◆ **SHORT PROBLEM 1**
In the records, copy word for word the lines from the one containing "- data-point: [139, 606, 148, 615]" through the one containing "- data-point: [984, 233, 992, 241]", including both of those lines.

◆ **TEXT PASSAGE**
....

During these years Debs became one of the most loved and vilified men in America. There were many who disagreed with his views who liked Debs personally. This was especially the case in Terre Haute. Debs was easygoing and friendly, with a warm, engaging manner that conveyed respect for others, even those who might have found his beliefs repellent. Debs enjoyed speaking with people one-on-one, and he enjoyed drinking with other workmen in taverns. His oratorical style, aside from his content, was familiar to his listeners. He was much like an evangelical preacher when he spoke from the rostrum.

Debs may have been vilified by many in his time, but Woodrow Wilson never got his own beer. This is a porter named for Debs produced by the Revolution Brewing Company in Chicago–and it’s good. Debs was more of a whiskey man, but I think he would approve of this honor. Here’s to the Revolution! (author’s photo).

Detail of Debs holding a child from one of the John Laska murals on the third floor of the Debs Home in Terre Haute (author’s photo).

His evangelical style was on full display that afternoon in Canton’s Nimisilla Park. Debs certainly had a right to be riled up. He learned that two of the three men he met at the workhouse had been hanging by their wrists from a rafter for two days for refusing to work in the jail’s laundry. Despite the heat, Debs didn’t unbutton his vest or remove his tweed jacket. Here’s Debs: 

“I have just returned from a visit over yonder, where three of our most loyal comrades are paying the penalty for their devotion to the cause of the working class. They have come to realize, as many of us have, that it is extremely dangerous to exercise the constitutional right of free speech in a country fighting to make democracy safe in the world. I realize that, in speaking to you this afternoon, there are certain limitations placed on the right of free speech. I must be exceedingly careful, prudent, as to what I say, and even more careful and prudent as to how I say it. (Laughter). I may not be able to say all I think, (laughter and applause), but I am not going to say anything that I do not think. I would a thousand times rather be a free soul in jail than to be a sycophant and coward in the streets. They may put those boys in jail—but they can not put the Socialist movement in jail.”

Detail from mural by John Laska in the third floor of the Eugene Debs Home in Terre Haute, Indiana (author’s photo).

Debs continued to lambaste the governmental and industrial order in the United States, even taking the Supreme Court to task:

“Why, the other day, by a vote of five to four—a kind of craps game—come seven, come ‘leven—they declared the child labor law unconstitutional…and this in our so-called Democracy, so that we may continue to grind the flesh and blood and bones of puny little children into profits for the junkers of Wall Street…The history of this country is being written in the blood of the childhood the industrial lords have murdered.”

....

◆ **Records of where elements appear**
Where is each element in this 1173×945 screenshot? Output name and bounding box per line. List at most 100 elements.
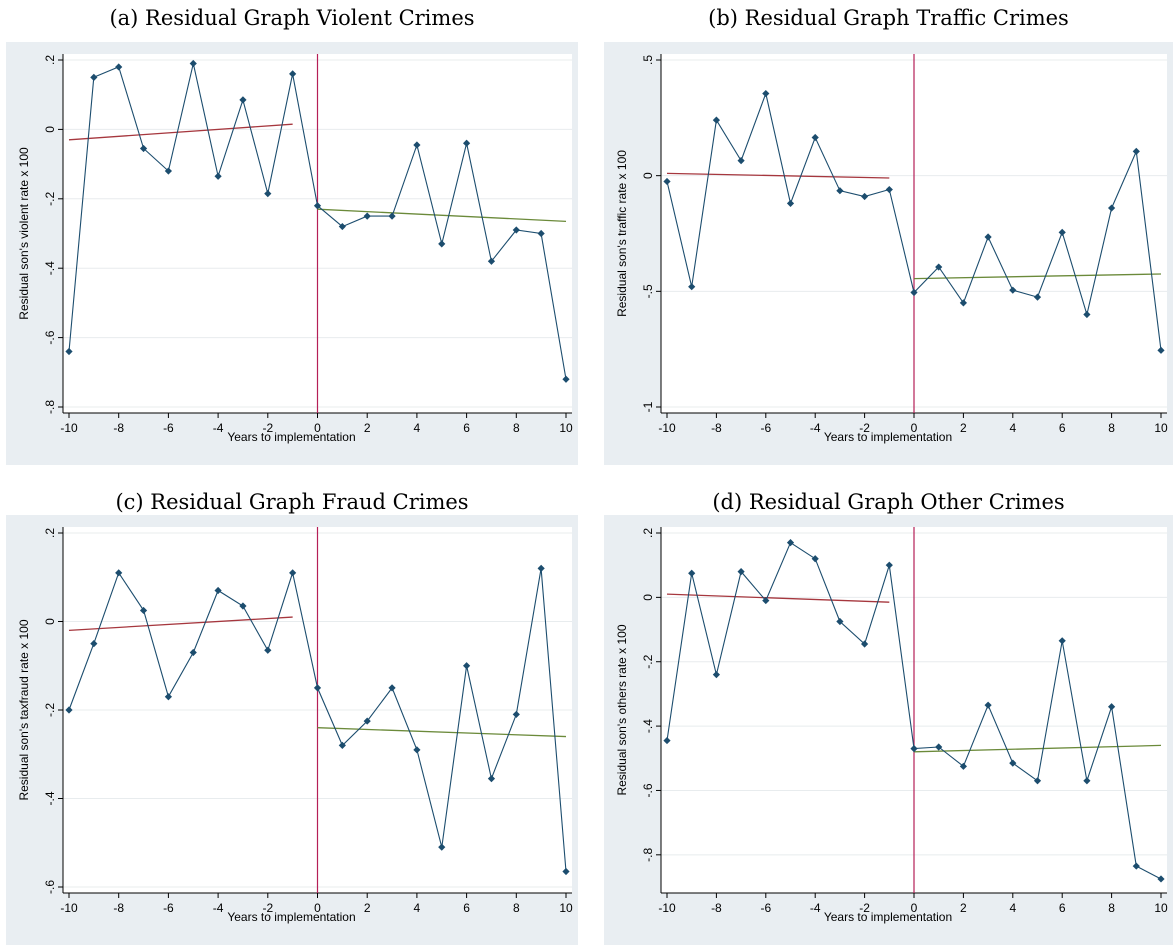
- data-point: [139, 606, 148, 615]
- x-tick-label: 4: [1009, 421, 1016, 435]
- data-point: [90, 73, 98, 81]
- y-axis-label: Residual son's violent rate x 100: [17, 147, 31, 320]
- x-tick-label: 8: [1108, 421, 1115, 435]
- data-point: [1108, 703, 1116, 711]
- data-point: [562, 375, 570, 383]
- data-point: [984, 233, 992, 241]
- data-point: [264, 189, 272, 198]
- data-point: [512, 710, 520, 719]
- y-tick-label: -.4: [43, 791, 57, 805]
- y-tick-label: -.4: [641, 719, 655, 733]
- x-tick-label: 0: [314, 901, 321, 915]
- y-tick-label: .2: [43, 528, 57, 538]
- x-tick-label: 0: [911, 901, 918, 915]
- x-tick-label: 0: [911, 421, 918, 435]
- data-point: [463, 662, 471, 670]
- fit-line-pre: [666, 593, 890, 603]
- data-point: [512, 226, 520, 234]
- data-point: [164, 167, 172, 175]
- data-point: [313, 202, 322, 210]
- x-tick-label: -4: [810, 901, 821, 915]
- y-tick-label: -.5: [641, 284, 655, 298]
- x-tick-label: -2: [262, 421, 273, 435]
- y-tick-label: 0: [641, 594, 655, 601]
- data-point: [388, 212, 396, 220]
- data-point: [239, 96, 247, 104]
- y-tick-label: 0: [43, 126, 57, 133]
- chart-panel-other: (d) Residual Graph Other Crimes -.8 -.6 -.…: [604, 484, 1173, 945]
- fit-line-pre: [666, 172, 890, 179]
- y-tick-label: -.4: [43, 261, 57, 275]
- x-tick-label: -6: [760, 901, 771, 915]
- data-point: [90, 640, 98, 648]
- x-tick-label: -10: [60, 421, 78, 435]
- chart-svg: -1 -.5 0 .5 -10 -8 -6 -4 -2 0 2 4 6 8 10 Years to imple…: [615, 54, 1168, 444]
- data-point: [487, 257, 496, 265]
- data-point: [438, 240, 446, 248]
- x-tick-label: -6: [163, 421, 174, 435]
- data-point: [1157, 875, 1165, 883]
- data-point: [313, 684, 322, 692]
- fit-line-post: [913, 744, 1162, 753]
- data-point: [935, 743, 943, 751]
- x-axis-label: Years to implementation: [227, 910, 355, 924]
- x-tick-label: -10: [60, 901, 78, 915]
- data-point: [1132, 147, 1140, 155]
- data-point: [562, 867, 570, 876]
- data-point: [363, 212, 371, 220]
- y-axis-label: Residual son's others rate x 100: [615, 624, 629, 795]
- data-point: [935, 263, 943, 271]
- plot-area: -1 -.5 0 .5 -10 -8 -6 -4 -2 0 2 4 6 8 10 Years to imple…: [604, 42, 1173, 465]
- data-point: [885, 561, 893, 569]
- chart-svg: -.8 -.6 -.4 -.2 0 .2 -10 -8 -6 -4 -2 0 2 4 6 8 10 Years t…: [615, 527, 1168, 924]
- data-point: [1132, 862, 1140, 870]
- data-point: [910, 288, 918, 297]
- data-point: [537, 229, 545, 238]
- data-point: [1157, 346, 1165, 354]
- data-point: [115, 63, 123, 71]
- y-tick-label: .5: [641, 55, 655, 65]
- chart-caption: (b) Residual Graph Traffic Crimes: [708, 6, 1069, 30]
- data-point: [388, 684, 396, 692]
- y-tick-label: .2: [43, 55, 57, 65]
- x-tick-label: 2: [960, 901, 967, 915]
- data-point: [885, 185, 893, 194]
- y-tick-label: -.2: [641, 654, 655, 668]
- data-point: [663, 177, 671, 186]
- data-point: [487, 774, 496, 783]
- data-point: [115, 569, 123, 577]
- x-tick-label: 6: [1059, 901, 1066, 915]
- y-tick-label: -.6: [43, 880, 57, 894]
- plot-area: -.8 -.6 -.4 -.2 0 .2 -10 -8 -6 -4 -2 0 2 4 6 8 10 Years t…: [604, 515, 1173, 945]
- data-point: [1083, 777, 1091, 785]
- y-tick-label: .2: [641, 528, 655, 538]
- x-tick-label: -10: [658, 421, 676, 435]
- chart-caption: (d) Residual Graph Other Crimes: [712, 490, 1065, 514]
- y-tick-label: -.6: [43, 330, 57, 344]
- x-tick-label: 10: [559, 901, 573, 915]
- x-tick-label: -8: [711, 901, 722, 915]
- x-tick-label: -4: [213, 901, 224, 915]
- fit-line-post: [913, 273, 1162, 280]
- y-tick-label: -.2: [43, 703, 57, 717]
- chart-panel-traffic: (b) Residual Graph Traffic Crimes -1 -.5 0…: [604, 0, 1173, 465]
- data-point: [786, 199, 795, 208]
- x-tick-label: 2: [960, 421, 967, 435]
- chart-svg: -.6 -.4 -.2 0 .2 -10 -8 -6 -4 -2 0 2 4 6 8 10 Years to i…: [17, 527, 573, 924]
- x-axis-label: Years to implementation: [227, 430, 355, 444]
- data-point: [463, 139, 471, 147]
- x-tick-label: -6: [163, 901, 174, 915]
- data-point: [413, 141, 421, 149]
- data-point: [289, 70, 297, 78]
- y-tick-label: 0: [641, 172, 655, 179]
- y-tick-label: -1: [641, 401, 655, 412]
- data-point: [363, 717, 371, 725]
- plot-area: -.6 -.4 -.2 0 .2 -10 -8 -6 -4 -2 0 2 4 6 8 10 Years to i…: [6, 515, 578, 945]
- x-tick-label: 8: [1108, 901, 1115, 915]
- x-tick-label: -2: [859, 421, 870, 435]
- data-point: [1108, 204, 1116, 212]
- x-tick-label: -8: [113, 421, 124, 435]
- data-point: [338, 741, 346, 749]
- x-axis-label: Years to implementation: [824, 430, 952, 444]
- data-point: [438, 843, 446, 851]
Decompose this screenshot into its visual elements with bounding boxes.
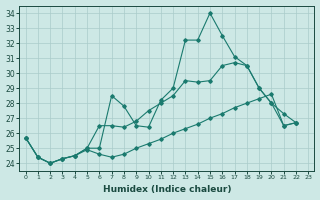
X-axis label: Humidex (Indice chaleur): Humidex (Indice chaleur) — [103, 185, 231, 194]
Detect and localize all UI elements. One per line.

....

◆ **SHORT PROBLEM 2**
In the passage about Debs, which company produced the porter named for him?

◆ **RESULT 1**
- data-point: [139, 606, 148, 615]
- x-tick-label: 4: [1009, 421, 1016, 435]
- data-point: [90, 73, 98, 81]
- y-axis-label: Residual son's violent rate x 100: [17, 147, 31, 320]
- x-tick-label: 8: [1108, 421, 1115, 435]
- data-point: [1108, 703, 1116, 711]
- data-point: [562, 375, 570, 383]
- data-point: [984, 233, 992, 241]

◆ **RESULT 2**
The Revolution Brewing Company in Chicago.